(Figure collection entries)
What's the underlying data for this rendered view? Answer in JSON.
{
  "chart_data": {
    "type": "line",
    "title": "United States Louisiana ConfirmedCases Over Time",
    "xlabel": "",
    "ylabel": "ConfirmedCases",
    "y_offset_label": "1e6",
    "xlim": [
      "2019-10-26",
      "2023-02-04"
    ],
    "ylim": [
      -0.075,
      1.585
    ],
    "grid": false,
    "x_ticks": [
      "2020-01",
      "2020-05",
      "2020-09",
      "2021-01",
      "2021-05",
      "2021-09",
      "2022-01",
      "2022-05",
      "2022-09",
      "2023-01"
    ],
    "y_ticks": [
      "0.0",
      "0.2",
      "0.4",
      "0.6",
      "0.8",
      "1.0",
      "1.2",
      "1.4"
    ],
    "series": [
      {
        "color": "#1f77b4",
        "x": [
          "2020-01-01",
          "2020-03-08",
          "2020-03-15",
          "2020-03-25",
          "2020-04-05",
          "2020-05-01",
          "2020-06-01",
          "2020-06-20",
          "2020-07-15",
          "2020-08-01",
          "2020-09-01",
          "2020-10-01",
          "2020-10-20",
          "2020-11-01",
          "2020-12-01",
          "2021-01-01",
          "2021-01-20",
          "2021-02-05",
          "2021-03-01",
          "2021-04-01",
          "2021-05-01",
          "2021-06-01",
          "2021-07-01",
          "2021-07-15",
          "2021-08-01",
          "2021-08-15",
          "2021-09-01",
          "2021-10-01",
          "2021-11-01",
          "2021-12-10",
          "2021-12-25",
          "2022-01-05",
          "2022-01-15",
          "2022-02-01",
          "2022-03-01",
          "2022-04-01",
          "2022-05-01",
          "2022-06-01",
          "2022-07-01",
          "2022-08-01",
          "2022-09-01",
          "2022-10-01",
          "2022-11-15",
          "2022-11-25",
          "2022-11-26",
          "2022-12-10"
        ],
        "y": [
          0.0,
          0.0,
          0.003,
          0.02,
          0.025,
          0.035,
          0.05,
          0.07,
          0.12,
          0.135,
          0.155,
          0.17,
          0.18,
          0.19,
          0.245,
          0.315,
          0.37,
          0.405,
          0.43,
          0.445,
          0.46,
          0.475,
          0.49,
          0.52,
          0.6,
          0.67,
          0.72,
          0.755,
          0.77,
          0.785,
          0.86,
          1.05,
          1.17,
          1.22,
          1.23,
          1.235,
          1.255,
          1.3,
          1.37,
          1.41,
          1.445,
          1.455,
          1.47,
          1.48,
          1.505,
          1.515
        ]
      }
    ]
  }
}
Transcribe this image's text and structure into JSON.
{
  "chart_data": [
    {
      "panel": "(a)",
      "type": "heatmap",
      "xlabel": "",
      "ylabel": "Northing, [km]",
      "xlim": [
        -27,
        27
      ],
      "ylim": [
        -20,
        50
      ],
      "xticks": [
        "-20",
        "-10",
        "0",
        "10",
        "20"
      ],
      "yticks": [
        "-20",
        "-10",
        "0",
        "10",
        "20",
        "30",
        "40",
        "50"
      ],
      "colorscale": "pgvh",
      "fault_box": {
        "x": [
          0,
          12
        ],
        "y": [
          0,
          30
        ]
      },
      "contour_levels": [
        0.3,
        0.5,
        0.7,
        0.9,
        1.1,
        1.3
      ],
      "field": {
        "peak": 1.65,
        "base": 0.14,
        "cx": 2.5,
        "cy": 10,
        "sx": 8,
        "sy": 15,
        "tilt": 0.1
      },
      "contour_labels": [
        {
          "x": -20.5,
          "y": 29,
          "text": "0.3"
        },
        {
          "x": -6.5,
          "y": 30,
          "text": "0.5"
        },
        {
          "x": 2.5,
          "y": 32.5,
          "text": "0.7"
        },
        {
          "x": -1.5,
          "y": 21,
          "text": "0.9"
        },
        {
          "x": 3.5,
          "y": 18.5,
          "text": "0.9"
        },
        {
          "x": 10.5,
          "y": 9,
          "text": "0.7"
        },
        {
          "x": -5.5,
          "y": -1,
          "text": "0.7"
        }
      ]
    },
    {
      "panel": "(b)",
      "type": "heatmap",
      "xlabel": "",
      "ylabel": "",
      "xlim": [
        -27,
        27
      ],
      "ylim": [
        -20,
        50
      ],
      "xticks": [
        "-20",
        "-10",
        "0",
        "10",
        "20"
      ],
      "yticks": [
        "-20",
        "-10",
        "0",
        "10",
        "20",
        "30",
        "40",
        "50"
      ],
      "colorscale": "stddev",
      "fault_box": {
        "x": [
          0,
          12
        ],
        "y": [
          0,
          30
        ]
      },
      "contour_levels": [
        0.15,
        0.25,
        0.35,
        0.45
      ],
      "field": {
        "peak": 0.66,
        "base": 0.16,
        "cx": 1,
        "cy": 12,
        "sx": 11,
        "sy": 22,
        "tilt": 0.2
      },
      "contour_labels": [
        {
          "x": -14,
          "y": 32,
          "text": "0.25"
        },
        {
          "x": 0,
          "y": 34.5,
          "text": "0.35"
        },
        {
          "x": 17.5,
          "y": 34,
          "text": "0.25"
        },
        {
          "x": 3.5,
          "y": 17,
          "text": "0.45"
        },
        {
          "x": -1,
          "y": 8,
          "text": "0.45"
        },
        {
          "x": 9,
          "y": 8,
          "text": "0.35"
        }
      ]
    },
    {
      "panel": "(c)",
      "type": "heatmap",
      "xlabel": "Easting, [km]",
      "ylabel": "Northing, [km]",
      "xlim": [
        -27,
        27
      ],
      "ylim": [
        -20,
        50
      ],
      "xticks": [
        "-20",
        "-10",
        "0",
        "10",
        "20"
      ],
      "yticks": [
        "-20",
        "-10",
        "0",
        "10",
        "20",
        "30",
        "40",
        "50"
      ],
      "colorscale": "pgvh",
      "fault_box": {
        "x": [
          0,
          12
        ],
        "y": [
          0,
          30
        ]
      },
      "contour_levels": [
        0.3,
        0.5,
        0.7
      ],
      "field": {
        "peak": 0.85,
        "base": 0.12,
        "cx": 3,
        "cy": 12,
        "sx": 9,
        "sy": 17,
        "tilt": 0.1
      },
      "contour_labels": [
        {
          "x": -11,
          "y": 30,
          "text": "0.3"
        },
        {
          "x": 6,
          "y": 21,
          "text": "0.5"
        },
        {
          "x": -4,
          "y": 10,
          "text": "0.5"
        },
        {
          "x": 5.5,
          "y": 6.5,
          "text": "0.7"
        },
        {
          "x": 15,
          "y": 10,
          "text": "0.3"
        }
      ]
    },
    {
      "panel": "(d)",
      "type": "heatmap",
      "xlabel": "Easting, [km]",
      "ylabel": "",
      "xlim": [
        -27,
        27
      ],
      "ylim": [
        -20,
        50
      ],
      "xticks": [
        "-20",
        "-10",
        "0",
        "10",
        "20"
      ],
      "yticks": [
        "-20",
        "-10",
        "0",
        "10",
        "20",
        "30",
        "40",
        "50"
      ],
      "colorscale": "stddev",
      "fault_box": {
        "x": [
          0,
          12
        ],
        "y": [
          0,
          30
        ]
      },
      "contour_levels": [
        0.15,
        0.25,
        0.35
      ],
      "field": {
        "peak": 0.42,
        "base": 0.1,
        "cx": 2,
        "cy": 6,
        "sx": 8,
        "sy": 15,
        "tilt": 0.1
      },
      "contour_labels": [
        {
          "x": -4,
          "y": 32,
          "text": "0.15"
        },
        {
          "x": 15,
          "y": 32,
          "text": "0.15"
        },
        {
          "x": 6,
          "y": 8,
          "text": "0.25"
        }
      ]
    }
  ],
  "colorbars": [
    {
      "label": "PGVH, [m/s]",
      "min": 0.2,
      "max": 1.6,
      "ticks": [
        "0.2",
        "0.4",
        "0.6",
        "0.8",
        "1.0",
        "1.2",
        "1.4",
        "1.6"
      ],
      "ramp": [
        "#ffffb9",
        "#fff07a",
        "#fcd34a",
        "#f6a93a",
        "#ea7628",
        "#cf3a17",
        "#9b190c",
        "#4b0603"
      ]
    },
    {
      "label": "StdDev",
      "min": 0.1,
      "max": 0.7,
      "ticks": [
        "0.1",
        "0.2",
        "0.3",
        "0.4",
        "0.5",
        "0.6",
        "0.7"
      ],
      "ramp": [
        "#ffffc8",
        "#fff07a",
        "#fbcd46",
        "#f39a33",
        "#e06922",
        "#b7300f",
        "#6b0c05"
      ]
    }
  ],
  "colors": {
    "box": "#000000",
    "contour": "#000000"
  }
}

--

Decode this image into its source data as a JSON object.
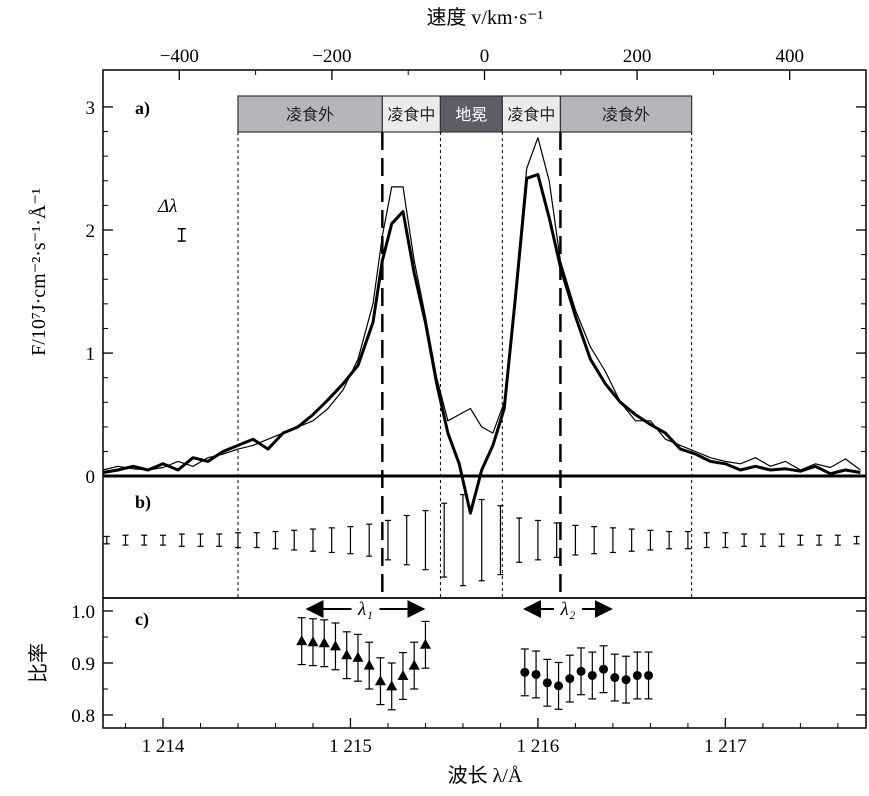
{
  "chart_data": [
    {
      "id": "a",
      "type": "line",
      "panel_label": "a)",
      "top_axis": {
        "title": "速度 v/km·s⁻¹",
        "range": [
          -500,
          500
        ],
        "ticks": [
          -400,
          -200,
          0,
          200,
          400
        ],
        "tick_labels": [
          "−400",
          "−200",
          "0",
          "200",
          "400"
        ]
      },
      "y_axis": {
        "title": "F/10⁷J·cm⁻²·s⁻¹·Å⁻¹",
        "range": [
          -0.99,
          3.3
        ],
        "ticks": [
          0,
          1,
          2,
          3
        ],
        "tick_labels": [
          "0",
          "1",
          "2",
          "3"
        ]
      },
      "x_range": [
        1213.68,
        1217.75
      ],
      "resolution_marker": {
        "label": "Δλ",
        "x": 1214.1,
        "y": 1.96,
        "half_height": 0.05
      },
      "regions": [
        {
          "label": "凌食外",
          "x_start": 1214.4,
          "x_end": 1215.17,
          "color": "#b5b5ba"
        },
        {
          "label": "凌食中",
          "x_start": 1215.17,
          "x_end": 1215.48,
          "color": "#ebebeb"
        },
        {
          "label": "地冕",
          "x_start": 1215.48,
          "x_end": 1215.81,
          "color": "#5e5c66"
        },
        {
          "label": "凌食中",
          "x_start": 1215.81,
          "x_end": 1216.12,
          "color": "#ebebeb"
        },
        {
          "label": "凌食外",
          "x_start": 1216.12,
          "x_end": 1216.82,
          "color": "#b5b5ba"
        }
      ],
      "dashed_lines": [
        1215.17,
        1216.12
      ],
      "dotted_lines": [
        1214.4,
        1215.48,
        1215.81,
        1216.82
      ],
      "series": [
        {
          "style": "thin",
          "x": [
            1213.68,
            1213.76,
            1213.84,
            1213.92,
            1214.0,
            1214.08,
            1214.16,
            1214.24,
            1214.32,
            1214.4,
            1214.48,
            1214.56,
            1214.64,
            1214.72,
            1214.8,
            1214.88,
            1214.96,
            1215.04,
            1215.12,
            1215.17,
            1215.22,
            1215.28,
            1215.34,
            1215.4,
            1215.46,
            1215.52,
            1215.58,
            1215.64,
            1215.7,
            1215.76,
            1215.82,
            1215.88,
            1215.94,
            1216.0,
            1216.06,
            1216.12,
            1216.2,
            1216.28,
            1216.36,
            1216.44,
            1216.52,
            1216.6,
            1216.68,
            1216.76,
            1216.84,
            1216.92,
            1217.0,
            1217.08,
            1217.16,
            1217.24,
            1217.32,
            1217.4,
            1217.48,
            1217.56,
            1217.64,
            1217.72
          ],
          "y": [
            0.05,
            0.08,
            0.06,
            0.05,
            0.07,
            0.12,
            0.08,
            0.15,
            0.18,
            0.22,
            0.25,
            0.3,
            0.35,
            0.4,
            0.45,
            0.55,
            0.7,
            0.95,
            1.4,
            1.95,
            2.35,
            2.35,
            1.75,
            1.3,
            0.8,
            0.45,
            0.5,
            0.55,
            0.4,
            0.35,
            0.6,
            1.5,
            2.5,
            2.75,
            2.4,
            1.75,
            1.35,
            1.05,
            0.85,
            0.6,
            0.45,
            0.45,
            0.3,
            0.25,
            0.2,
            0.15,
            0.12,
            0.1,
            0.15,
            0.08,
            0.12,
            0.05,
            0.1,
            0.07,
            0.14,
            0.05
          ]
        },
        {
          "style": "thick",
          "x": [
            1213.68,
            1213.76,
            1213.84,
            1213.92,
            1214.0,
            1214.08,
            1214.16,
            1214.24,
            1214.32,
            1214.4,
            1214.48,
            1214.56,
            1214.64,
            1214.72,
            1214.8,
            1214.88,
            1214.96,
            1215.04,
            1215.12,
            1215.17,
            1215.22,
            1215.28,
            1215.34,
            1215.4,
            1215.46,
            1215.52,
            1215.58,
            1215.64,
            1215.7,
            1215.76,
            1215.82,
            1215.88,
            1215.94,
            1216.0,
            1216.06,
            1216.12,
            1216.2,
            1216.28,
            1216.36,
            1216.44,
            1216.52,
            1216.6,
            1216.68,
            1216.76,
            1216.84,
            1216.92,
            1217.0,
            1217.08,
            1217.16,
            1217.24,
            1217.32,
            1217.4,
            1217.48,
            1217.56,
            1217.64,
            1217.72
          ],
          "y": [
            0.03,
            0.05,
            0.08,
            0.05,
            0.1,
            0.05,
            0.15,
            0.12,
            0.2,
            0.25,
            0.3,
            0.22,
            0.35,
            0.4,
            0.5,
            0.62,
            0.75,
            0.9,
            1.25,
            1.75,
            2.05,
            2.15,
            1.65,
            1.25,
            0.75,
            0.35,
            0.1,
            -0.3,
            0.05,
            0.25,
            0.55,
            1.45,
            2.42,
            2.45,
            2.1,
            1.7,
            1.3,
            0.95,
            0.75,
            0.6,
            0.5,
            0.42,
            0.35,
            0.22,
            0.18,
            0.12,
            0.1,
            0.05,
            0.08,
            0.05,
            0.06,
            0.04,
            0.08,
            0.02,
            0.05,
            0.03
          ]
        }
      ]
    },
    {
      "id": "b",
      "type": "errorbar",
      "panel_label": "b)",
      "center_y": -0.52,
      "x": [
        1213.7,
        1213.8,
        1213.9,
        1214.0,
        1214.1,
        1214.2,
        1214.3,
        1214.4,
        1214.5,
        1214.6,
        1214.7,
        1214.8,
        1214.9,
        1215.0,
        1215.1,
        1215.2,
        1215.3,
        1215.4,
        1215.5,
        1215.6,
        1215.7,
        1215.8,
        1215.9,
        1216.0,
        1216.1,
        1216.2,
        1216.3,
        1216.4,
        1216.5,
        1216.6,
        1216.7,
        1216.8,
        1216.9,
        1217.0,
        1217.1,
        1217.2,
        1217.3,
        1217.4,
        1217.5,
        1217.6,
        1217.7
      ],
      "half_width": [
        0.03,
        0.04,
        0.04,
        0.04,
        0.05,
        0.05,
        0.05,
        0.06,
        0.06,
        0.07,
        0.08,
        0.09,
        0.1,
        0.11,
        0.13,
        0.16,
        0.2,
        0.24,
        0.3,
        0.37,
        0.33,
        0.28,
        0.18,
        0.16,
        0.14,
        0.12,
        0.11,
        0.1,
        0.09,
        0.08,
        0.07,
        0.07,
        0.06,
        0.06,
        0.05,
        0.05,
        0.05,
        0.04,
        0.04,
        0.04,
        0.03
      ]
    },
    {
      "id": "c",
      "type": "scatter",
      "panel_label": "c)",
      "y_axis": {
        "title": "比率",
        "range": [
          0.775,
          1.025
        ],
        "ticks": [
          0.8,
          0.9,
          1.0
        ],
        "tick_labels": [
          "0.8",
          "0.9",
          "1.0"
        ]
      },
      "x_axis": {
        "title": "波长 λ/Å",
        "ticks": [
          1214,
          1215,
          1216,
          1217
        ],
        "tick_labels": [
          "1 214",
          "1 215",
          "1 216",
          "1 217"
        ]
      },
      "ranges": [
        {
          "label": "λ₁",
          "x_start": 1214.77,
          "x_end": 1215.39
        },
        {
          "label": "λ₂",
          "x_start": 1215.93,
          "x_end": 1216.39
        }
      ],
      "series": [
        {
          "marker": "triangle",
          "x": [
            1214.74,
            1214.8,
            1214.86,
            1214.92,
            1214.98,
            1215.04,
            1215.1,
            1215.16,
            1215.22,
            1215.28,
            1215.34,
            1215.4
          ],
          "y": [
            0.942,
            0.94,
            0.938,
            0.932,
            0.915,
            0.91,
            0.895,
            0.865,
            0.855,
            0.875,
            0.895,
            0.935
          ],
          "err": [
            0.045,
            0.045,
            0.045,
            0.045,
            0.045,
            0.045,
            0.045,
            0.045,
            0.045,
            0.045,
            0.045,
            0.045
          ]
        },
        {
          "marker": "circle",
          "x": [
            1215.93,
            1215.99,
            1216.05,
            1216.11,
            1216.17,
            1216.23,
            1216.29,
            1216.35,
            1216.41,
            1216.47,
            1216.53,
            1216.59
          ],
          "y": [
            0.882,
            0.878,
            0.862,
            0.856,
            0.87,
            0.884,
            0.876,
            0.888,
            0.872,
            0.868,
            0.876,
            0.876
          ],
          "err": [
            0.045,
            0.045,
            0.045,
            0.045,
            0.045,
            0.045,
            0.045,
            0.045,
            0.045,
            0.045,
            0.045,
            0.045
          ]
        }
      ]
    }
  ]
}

==

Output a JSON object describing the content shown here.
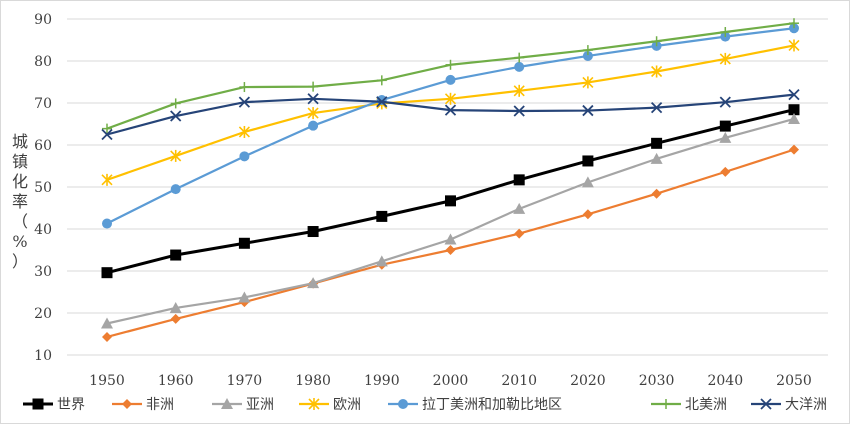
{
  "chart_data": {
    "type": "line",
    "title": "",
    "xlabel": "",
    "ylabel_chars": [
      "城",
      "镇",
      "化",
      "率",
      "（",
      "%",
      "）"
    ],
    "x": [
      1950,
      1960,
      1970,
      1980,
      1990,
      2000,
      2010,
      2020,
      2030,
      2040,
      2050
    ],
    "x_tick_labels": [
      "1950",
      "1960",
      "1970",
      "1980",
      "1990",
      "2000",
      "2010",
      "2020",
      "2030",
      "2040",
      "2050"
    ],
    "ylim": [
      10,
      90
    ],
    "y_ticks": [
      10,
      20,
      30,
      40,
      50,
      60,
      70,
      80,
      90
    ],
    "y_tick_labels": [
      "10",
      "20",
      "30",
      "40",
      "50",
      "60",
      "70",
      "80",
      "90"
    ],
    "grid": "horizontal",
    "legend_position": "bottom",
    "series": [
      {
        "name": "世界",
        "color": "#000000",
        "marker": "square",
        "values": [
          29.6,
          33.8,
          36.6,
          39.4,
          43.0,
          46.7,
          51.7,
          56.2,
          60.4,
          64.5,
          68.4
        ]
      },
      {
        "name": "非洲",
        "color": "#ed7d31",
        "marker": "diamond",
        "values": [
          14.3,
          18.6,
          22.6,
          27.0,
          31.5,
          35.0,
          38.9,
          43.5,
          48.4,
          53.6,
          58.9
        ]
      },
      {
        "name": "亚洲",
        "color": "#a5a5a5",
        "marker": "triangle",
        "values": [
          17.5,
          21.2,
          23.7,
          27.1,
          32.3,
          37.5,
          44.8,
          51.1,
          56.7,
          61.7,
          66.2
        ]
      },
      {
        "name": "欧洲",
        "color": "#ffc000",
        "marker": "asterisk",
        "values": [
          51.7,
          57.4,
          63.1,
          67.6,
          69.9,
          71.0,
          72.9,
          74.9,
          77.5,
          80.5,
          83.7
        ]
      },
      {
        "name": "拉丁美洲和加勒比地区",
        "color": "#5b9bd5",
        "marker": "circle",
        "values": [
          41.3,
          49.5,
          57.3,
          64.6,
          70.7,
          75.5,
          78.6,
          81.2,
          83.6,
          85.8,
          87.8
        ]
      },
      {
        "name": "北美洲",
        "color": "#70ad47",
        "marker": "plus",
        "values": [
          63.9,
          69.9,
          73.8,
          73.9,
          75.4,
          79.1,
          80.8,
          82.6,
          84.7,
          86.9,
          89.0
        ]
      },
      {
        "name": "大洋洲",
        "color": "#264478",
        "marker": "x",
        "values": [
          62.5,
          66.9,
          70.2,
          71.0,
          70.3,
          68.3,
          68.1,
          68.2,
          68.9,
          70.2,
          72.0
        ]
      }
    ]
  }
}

◆ Objective ◆
Find each line with the string "name" and copy it out.

◆ Solution to this problem ◆
        "name": "世界",
        "name": "非洲",
        "name": "亚洲",
        "name": "欧洲",
        "name": "拉丁美洲和加勒比地区",
        "name": "北美洲",
        "name": "大洋洲",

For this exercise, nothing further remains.